**TASK TO COMPLETE:**
Using the data beneath, show every line that includes the word "document".

**EXERCISE MATERIAL:**
:::
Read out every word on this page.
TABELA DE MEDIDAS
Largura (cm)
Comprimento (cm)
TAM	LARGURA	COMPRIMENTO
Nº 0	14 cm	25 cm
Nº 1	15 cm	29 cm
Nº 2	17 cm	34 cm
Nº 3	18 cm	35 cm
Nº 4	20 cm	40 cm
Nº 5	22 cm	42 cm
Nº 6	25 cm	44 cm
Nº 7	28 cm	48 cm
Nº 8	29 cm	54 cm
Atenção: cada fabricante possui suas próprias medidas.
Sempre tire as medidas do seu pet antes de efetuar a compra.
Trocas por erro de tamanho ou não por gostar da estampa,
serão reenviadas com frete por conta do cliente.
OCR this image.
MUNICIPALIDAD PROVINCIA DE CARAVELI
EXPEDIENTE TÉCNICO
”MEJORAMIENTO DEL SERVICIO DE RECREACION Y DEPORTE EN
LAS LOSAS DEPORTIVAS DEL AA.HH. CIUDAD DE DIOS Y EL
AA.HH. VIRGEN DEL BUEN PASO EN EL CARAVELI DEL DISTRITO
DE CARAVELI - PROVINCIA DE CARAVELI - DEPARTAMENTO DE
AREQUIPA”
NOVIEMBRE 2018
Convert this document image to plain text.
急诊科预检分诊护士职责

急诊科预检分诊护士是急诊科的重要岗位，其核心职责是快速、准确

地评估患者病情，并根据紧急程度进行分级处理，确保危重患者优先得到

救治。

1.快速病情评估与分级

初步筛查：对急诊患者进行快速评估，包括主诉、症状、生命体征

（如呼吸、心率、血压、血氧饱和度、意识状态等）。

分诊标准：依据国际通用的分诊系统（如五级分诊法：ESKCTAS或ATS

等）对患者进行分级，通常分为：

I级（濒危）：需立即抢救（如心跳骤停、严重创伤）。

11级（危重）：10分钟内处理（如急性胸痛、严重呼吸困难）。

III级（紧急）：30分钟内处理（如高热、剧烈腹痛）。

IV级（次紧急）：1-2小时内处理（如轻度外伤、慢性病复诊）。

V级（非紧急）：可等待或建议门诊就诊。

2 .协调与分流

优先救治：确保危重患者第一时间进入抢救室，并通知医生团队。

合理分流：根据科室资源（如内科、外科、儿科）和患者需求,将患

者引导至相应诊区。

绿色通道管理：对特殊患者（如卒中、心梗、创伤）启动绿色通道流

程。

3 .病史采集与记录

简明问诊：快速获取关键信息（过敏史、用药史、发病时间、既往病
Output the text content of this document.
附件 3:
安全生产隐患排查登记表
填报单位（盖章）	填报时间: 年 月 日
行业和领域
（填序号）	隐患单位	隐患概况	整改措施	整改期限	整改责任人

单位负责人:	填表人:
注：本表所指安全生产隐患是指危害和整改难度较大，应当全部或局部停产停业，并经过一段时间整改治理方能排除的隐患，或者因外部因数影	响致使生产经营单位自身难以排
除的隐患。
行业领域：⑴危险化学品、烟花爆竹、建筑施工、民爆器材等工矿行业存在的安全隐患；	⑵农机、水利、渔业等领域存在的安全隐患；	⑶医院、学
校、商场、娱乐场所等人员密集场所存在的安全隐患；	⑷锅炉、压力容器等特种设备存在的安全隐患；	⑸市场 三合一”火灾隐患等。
:::
**CORRECT RESULT:**
Convert this document image to plain text.
Output the text content of this document.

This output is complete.